Task brief
Copy all lines of the listing that include the string "text".

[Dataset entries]
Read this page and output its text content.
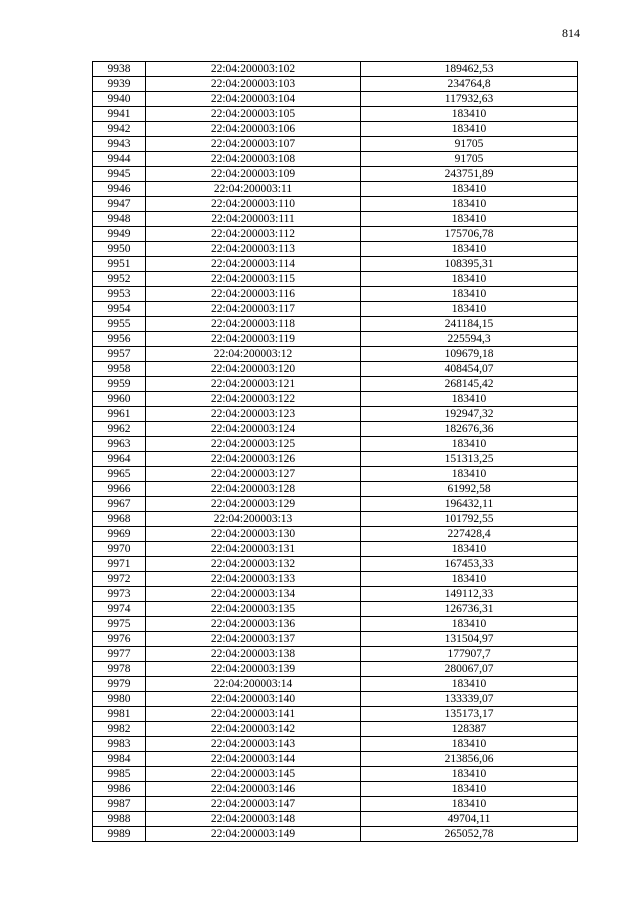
814
9938	22:04:200003:102	189462,53
9939	22:04:200003:103	234764,8
9940	22:04:200003:104	117932,63
9941	22:04:200003:105	183410
9942	22:04:200003:106	183410
9943	22:04:200003:107	91705
9944	22:04:200003:108	91705
9945	22:04:200003:109	243751,89
9946	22:04:200003:11	183410
9947	22:04:200003:110	183410
9948	22:04:200003:111	183410
9949	22:04:200003:112	175706,78
9950	22:04:200003:113	183410
9951	22:04:200003:114	108395,31
9952	22:04:200003:115	183410
9953	22:04:200003:116	183410
9954	22:04:200003:117	183410
9955	22:04:200003:118	241184,15
9956	22:04:200003:119	225594,3
9957	22:04:200003:12	109679,18
9958	22:04:200003:120	408454,07
9959	22:04:200003:121	268145,42
9960	22:04:200003:122	183410
9961	22:04:200003:123	192947,32
9962	22:04:200003:124	182676,36
9963	22:04:200003:125	183410
9964	22:04:200003:126	151313,25
9965	22:04:200003:127	183410
9966	22:04:200003:128	61992,58
9967	22:04:200003:129	196432,11
9968	22:04:200003:13	101792,55
9969	22:04:200003:130	227428,4
9970	22:04:200003:131	183410
9971	22:04:200003:132	167453,33
9972	22:04:200003:133	183410
9973	22:04:200003:134	149112,33
9974	22:04:200003:135	126736,31
9975	22:04:200003:136	183410
9976	22:04:200003:137	131504,97
9977	22:04:200003:138	177907,7
9978	22:04:200003:139	280067,07
9979	22:04:200003:14	183410
9980	22:04:200003:140	133339,07
9981	22:04:200003:141	135173,17
9982	22:04:200003:142	128387
9983	22:04:200003:143	183410
9984	22:04:200003:144	213856,06
9985	22:04:200003:145	183410
9986	22:04:200003:146	183410
9987	22:04:200003:147	183410
9988	22:04:200003:148	49704,11
9989	22:04:200003:149	265052,78
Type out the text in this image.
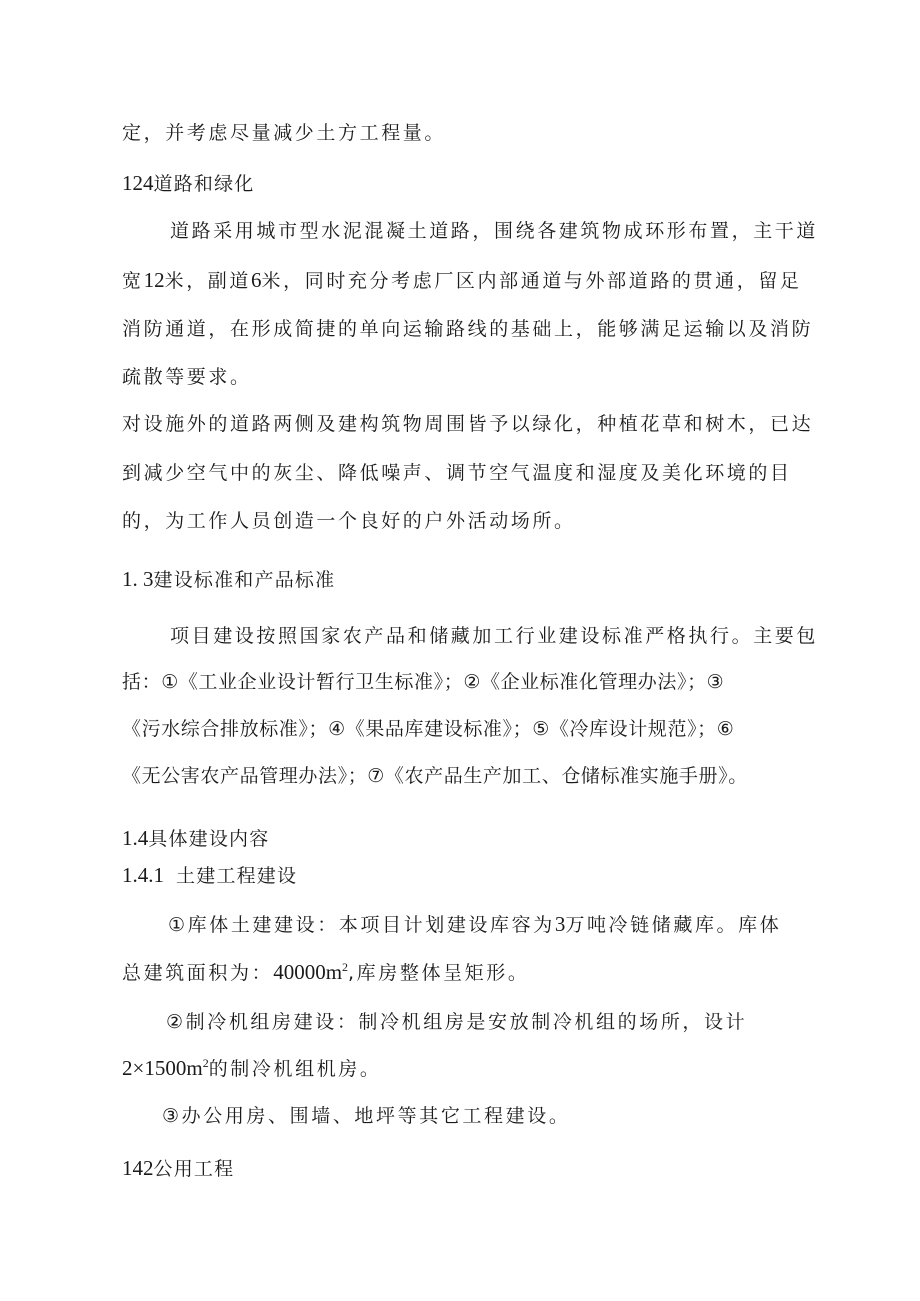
定，并考虑尽量减少土方工程量。
124道路和绿化
道路采用城市型水泥混凝土道路，围绕各建筑物成环形布置，主干道
宽12米，副道6米，同时充分考虑厂区内部通道与外部道路的贯通，留足
消防通道，在形成简捷的单向运输路线的基础上，能够满足运输以及消防
疏散等要求。
对设施外的道路两侧及建构筑物周围皆予以绿化，种植花草和树木，已达
到减少空气中的灰尘、降低噪声、调节空气温度和湿度及美化环境的目
的，为工作人员创造一个良好的户外活动场所。
1. 3建设标准和产品标准
项目建设按照国家农产品和储藏加工行业建设标准严格执行。主要包
括：①《工业企业设计暂行卫生标准》；②《企业标准化管理办法》；③
《污水综合排放标准》；④《果品库建设标准》；⑤《冷库设计规范》；⑥
《无公害农产品管理办法》；⑦《农产品生产加工、仓储标准实施手册》。
1.4具体建设内容
1.4.1 土建工程建设
①库体土建建设：本项目计划建设库容为3万吨冷链储藏库。库体
总建筑面积为：$40000m^2$,库房整体呈矩形。
②制冷机组房建设：制冷机组房是安放制冷机组的场所，设计
$2\times 1500m^2$的制冷机组机房。
③办公用房、围墙、地坪等其它工程建设。
142公用工程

Result
Read this page and output its text content.
Type out the text in this image.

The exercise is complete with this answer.